Your task is to give the data again, exactly, with every line intact.
>> begin
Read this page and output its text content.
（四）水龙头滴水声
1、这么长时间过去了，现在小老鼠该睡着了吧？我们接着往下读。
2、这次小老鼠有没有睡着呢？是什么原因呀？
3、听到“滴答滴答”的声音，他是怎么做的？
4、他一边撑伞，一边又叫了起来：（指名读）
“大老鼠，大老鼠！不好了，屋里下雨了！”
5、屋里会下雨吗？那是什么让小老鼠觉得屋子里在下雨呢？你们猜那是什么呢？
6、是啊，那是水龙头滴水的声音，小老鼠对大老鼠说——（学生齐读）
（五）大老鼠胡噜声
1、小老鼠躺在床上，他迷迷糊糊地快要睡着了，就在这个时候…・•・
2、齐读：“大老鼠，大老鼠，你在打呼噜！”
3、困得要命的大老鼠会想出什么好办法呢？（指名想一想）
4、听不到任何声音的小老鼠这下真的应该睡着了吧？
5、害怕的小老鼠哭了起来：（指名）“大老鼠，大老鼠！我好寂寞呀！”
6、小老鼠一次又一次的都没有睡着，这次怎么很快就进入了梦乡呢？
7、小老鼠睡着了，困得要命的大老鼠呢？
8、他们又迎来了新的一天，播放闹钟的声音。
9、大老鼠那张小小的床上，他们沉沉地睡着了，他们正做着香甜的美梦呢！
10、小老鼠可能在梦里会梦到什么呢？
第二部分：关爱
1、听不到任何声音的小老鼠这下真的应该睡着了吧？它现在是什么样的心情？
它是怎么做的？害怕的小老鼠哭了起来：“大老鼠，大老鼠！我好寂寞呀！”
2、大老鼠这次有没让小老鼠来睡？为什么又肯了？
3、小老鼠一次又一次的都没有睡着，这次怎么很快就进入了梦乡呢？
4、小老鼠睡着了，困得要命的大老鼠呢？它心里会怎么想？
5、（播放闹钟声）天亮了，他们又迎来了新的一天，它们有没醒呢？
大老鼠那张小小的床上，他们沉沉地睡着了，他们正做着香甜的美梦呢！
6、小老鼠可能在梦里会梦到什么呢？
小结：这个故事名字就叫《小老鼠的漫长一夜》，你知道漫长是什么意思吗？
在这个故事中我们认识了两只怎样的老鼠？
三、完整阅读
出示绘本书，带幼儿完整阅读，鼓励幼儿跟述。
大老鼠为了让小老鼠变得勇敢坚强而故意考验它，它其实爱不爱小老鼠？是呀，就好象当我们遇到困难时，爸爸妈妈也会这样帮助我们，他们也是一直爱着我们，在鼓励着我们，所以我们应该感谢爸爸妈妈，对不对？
>> end
__RESULT BELOW__:
Read this page and output its text content.
（四）水龙头滴水声
1、这么长时间过去了，现在小老鼠该睡着了吧？我们接着往下读。
2、这次小老鼠有没有睡着呢？是什么原因呀？
3、听到“滴答滴答”的声音，他是怎么做的？
4、他一边撑伞，一边又叫了起来：（指名读）
“大老鼠，大老鼠！不好了，屋里下雨了！”
5、屋里会下雨吗？那是什么让小老鼠觉得屋子里在下雨呢？你们猜那是什么呢？
6、是啊，那是水龙头滴水的声音，小老鼠对大老鼠说——（学生齐读）
（五）大老鼠胡噜声
1、小老鼠躺在床上，他迷迷糊糊地快要睡着了，就在这个时候…・•・
2、齐读：“大老鼠，大老鼠，你在打呼噜！”
3、困得要命的大老鼠会想出什么好办法呢？（指名想一想）
4、听不到任何声音的小老鼠这下真的应该睡着了吧？
5、害怕的小老鼠哭了起来：（指名）“大老鼠，大老鼠！我好寂寞呀！”
6、小老鼠一次又一次的都没有睡着，这次怎么很快就进入了梦乡呢？
7、小老鼠睡着了，困得要命的大老鼠呢？
8、他们又迎来了新的一天，播放闹钟的声音。
9、大老鼠那张小小的床上，他们沉沉地睡着了，他们正做着香甜的美梦呢！
10、小老鼠可能在梦里会梦到什么呢？
第二部分：关爱
1、听不到任何声音的小老鼠这下真的应该睡着了吧？它现在是什么样的心情？
它是怎么做的？害怕的小老鼠哭了起来：“大老鼠，大老鼠！我好寂寞呀！”
2、大老鼠这次有没让小老鼠来睡？为什么又肯了？
3、小老鼠一次又一次的都没有睡着，这次怎么很快就进入了梦乡呢？
4、小老鼠睡着了，困得要命的大老鼠呢？它心里会怎么想？
5、（播放闹钟声）天亮了，他们又迎来了新的一天，它们有没醒呢？
大老鼠那张小小的床上，他们沉沉地睡着了，他们正做着香甜的美梦呢！
6、小老鼠可能在梦里会梦到什么呢？
小结：这个故事名字就叫《小老鼠的漫长一夜》，你知道漫长是什么意思吗？
在这个故事中我们认识了两只怎样的老鼠？
三、完整阅读
出示绘本书，带幼儿完整阅读，鼓励幼儿跟述。
大老鼠为了让小老鼠变得勇敢坚强而故意考验它，它其实爱不爱小老鼠？是呀，就好象当我们遇到困难时，爸爸妈妈也会这样帮助我们，他们也是一直爱着我们，在鼓励着我们，所以我们应该感谢爸爸妈妈，对不对？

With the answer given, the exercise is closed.